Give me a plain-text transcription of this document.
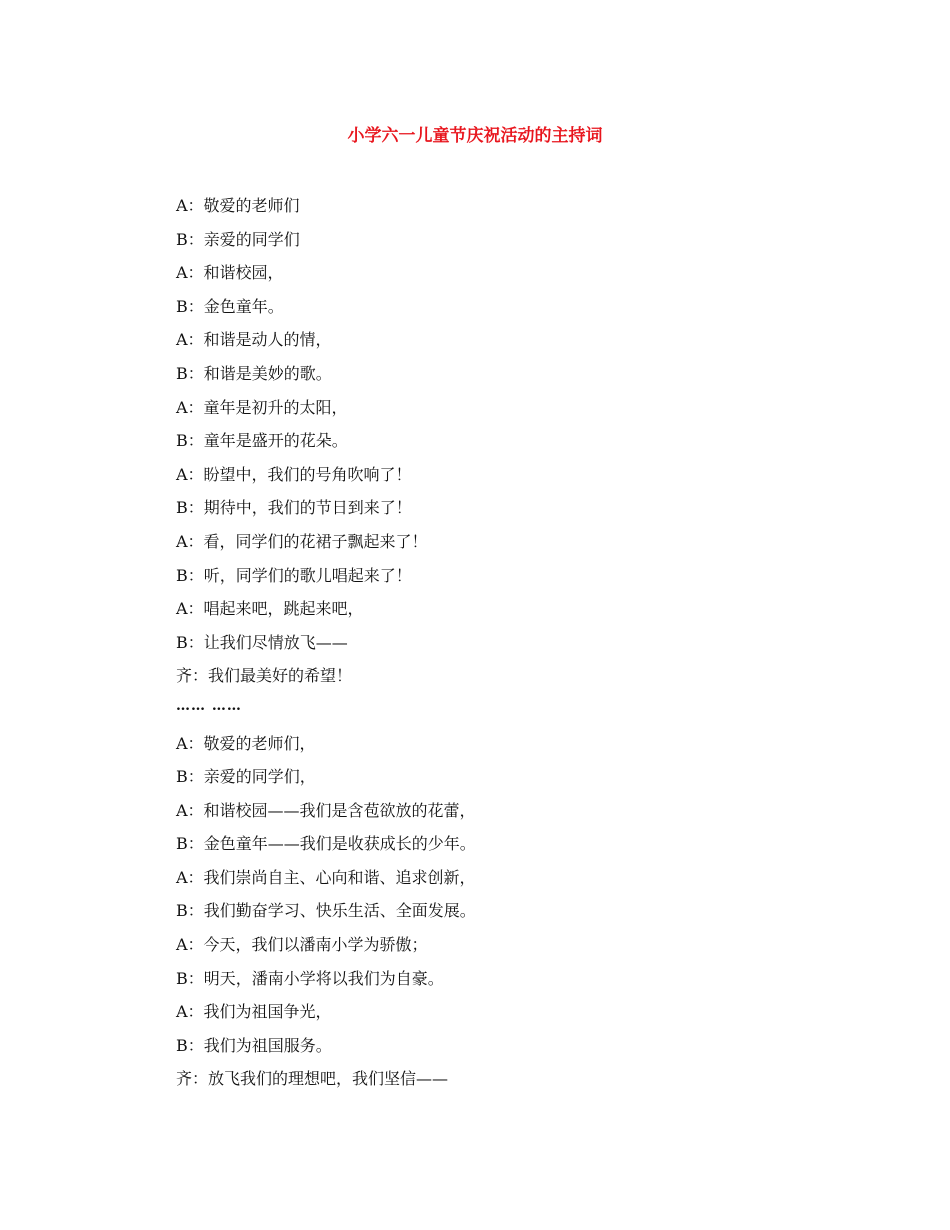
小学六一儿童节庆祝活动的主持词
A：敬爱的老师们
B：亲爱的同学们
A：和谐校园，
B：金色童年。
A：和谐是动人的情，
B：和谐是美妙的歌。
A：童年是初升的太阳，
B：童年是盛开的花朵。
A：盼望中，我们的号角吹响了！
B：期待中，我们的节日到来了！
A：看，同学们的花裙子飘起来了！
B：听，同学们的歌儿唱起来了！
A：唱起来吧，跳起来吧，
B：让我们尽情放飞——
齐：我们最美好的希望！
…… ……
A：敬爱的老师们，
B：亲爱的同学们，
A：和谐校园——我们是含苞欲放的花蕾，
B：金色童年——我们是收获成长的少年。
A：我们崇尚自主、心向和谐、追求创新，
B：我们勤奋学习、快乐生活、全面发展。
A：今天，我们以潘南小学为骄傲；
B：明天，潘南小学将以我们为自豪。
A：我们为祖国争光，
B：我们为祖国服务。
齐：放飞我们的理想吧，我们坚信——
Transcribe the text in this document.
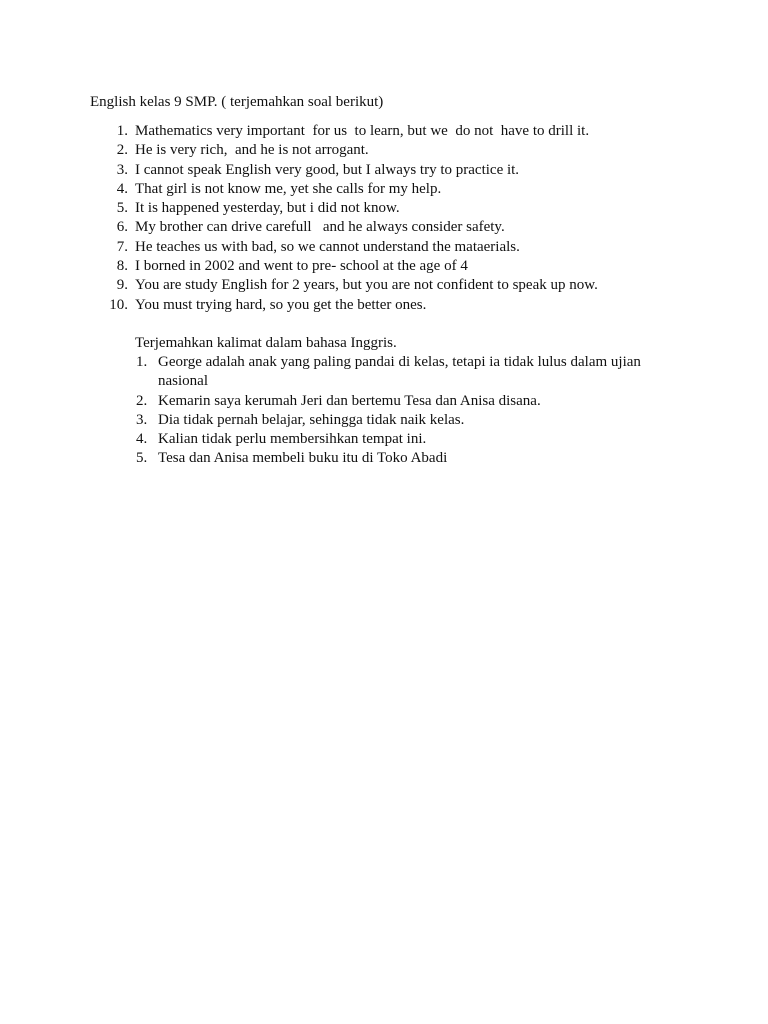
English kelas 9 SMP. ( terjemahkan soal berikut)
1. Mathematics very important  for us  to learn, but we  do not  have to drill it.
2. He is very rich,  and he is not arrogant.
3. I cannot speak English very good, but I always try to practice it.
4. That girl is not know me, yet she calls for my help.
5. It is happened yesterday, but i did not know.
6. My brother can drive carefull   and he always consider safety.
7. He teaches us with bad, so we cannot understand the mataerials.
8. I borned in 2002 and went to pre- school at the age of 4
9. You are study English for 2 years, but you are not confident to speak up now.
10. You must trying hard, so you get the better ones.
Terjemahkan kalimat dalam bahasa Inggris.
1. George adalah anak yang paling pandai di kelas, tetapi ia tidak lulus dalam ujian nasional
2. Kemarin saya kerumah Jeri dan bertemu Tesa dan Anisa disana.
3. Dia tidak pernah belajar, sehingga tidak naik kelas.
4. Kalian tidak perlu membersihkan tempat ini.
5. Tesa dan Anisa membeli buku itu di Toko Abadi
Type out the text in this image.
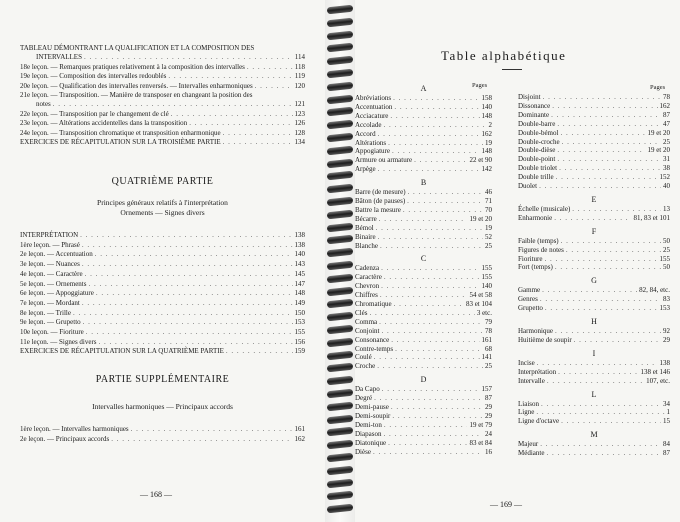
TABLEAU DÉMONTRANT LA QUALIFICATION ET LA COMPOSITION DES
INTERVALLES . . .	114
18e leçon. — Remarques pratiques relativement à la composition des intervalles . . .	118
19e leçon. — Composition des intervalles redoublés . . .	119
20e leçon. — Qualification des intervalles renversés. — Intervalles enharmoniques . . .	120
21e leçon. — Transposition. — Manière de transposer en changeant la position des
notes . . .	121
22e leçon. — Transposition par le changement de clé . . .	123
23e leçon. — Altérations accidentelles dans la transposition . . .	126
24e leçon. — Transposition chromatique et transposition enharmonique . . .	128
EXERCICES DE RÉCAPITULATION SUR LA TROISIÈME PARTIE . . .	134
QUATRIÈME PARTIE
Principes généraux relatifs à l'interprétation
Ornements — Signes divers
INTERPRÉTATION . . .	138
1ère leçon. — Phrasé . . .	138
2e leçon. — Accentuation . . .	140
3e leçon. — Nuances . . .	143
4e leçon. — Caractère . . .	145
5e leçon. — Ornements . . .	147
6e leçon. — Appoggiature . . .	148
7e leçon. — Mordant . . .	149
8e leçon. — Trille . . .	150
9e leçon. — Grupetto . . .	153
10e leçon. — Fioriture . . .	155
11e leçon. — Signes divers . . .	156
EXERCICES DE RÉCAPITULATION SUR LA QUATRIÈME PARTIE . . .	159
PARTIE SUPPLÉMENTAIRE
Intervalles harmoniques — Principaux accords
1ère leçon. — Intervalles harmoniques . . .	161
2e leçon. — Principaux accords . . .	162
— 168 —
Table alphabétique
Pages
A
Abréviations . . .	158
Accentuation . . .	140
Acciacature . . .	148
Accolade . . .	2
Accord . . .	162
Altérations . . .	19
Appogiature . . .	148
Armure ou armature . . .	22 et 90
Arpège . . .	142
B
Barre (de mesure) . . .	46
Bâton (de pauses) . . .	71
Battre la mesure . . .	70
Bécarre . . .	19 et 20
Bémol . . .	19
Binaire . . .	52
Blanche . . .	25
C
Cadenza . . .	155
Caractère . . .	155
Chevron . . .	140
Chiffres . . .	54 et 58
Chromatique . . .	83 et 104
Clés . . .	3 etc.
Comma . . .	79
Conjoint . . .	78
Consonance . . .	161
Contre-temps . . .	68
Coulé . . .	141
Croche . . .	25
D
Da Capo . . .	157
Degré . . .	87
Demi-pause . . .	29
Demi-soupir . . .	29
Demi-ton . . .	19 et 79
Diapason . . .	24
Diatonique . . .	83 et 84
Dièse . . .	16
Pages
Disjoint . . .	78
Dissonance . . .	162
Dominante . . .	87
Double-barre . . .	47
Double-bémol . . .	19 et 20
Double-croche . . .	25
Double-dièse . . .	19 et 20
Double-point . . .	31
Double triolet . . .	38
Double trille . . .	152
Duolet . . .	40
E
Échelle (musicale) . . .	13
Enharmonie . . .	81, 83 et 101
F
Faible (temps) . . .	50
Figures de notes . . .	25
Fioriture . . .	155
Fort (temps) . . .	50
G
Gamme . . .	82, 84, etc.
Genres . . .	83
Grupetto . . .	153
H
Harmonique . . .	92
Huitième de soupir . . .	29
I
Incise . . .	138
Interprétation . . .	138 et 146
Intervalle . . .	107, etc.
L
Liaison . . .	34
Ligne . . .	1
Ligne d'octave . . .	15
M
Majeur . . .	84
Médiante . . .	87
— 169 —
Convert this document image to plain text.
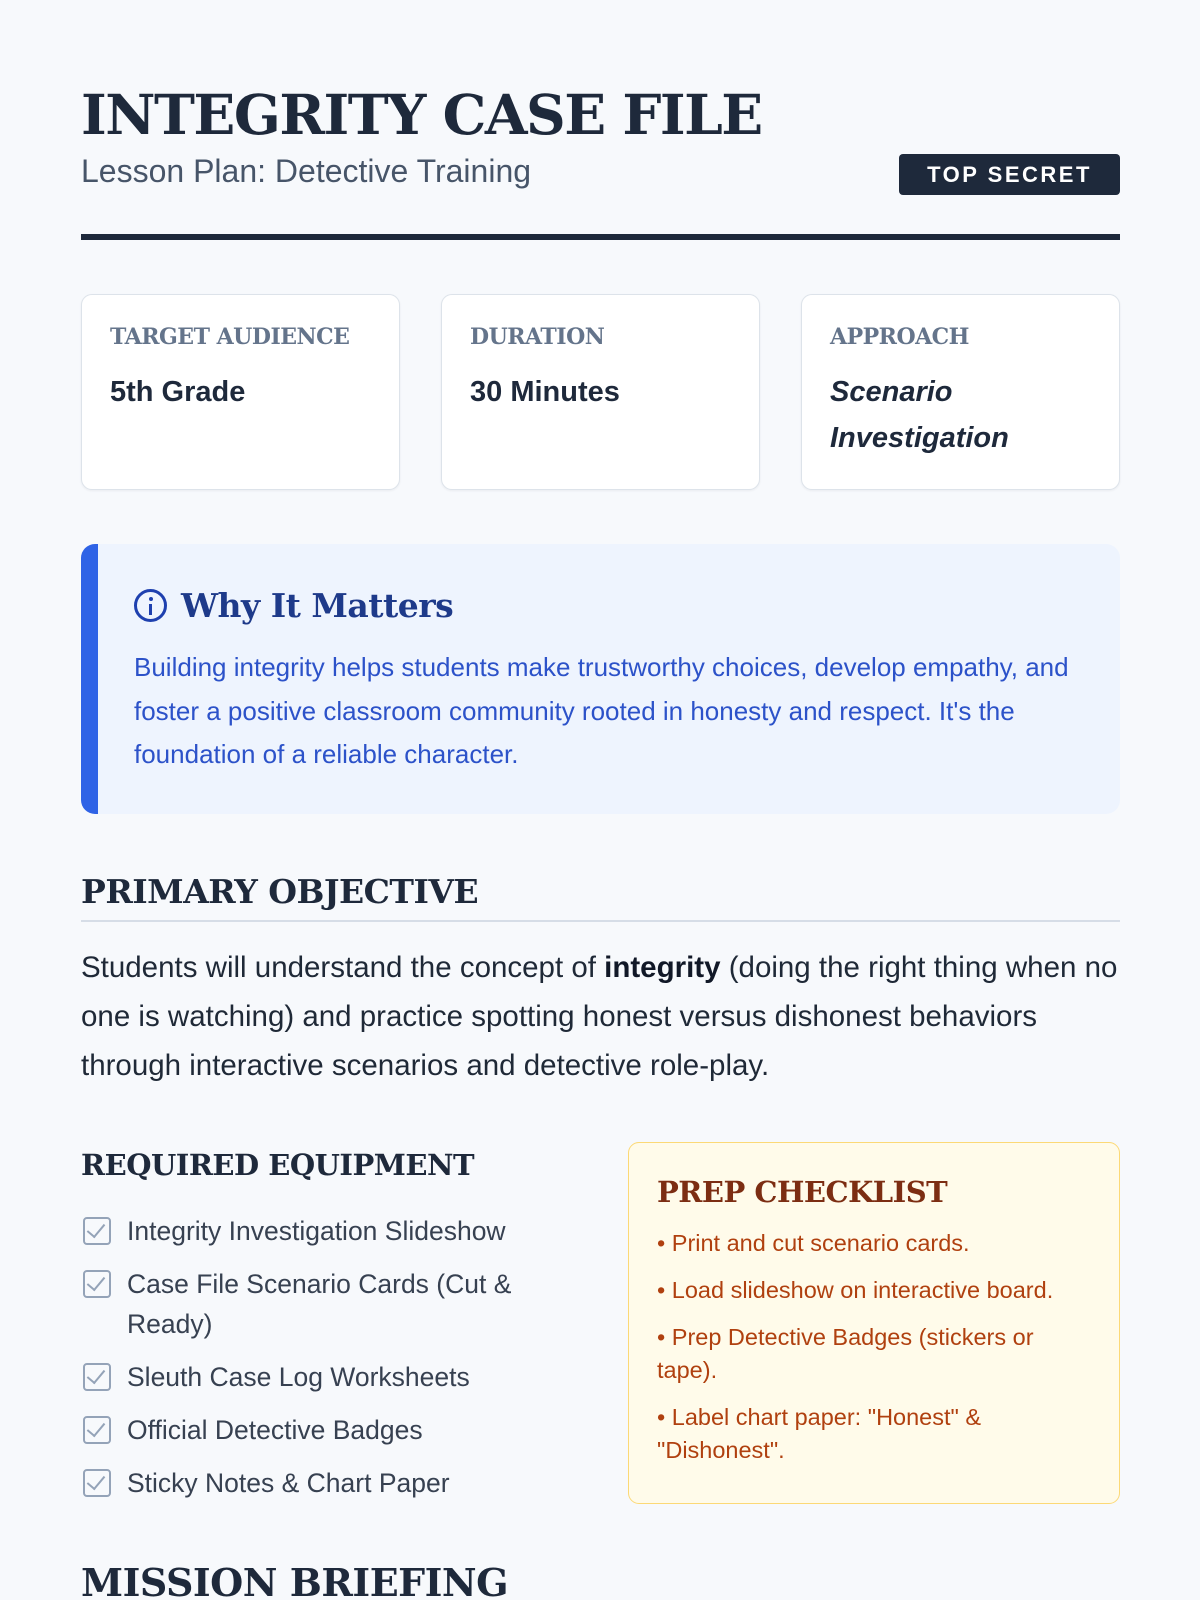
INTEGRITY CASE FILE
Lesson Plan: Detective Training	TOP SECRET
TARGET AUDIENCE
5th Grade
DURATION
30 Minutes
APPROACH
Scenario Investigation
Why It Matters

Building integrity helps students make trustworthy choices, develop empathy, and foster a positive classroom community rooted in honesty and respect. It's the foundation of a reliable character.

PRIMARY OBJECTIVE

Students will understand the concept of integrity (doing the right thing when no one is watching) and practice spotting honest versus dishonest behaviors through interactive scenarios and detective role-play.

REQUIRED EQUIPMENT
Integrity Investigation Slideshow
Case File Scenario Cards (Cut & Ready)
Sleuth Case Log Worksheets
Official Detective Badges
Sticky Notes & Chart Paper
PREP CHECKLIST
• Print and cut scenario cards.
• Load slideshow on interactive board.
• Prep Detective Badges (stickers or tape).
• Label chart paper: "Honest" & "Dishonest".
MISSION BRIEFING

§ GOAL: Provide solely the number of lines in the data that include the word "Altérations".

§ RESULT: 2